OBJECTIVE:
Where a line contains the word "JSON", copy that line.

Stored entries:
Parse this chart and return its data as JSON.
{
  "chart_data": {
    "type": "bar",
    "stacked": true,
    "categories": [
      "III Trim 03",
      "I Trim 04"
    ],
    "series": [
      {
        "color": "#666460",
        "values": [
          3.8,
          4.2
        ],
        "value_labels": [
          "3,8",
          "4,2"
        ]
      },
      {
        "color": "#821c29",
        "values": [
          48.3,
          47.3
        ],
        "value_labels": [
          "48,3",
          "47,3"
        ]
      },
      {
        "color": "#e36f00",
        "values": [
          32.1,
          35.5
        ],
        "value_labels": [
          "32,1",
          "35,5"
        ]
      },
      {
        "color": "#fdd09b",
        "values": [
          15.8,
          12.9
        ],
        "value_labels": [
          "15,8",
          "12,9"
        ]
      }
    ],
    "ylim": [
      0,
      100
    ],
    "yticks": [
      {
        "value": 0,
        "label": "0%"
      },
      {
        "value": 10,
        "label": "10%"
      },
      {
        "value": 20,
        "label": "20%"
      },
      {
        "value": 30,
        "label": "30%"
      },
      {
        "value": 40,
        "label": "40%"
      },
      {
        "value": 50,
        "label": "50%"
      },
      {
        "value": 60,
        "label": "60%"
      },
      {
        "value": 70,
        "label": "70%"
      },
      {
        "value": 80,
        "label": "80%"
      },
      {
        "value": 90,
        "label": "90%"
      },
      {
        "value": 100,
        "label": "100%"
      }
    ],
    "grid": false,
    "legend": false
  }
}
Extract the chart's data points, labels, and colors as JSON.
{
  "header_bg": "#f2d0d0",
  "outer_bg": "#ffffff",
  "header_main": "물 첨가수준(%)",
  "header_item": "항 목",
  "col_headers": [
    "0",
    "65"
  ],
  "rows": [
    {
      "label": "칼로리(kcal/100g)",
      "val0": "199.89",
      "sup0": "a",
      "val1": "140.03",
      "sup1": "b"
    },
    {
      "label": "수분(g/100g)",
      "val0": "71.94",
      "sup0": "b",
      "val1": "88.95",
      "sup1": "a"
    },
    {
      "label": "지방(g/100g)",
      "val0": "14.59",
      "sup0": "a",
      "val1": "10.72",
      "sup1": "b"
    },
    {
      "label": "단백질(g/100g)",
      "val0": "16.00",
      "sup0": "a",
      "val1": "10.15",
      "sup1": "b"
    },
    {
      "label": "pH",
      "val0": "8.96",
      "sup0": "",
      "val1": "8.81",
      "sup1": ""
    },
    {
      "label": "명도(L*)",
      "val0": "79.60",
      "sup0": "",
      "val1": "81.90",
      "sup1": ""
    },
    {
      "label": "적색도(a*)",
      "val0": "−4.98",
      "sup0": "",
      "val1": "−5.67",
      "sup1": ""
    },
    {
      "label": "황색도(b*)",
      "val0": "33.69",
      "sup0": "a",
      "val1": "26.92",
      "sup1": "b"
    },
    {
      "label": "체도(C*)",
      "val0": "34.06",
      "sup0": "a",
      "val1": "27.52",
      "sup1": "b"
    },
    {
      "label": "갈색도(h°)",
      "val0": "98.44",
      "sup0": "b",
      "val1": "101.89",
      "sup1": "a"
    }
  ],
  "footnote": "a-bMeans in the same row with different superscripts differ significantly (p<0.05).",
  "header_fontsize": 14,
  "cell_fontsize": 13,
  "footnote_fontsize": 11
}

OUTPUT:
Parse this chart and return its data as JSON.
Extract the chart's data points, labels, and colors as JSON.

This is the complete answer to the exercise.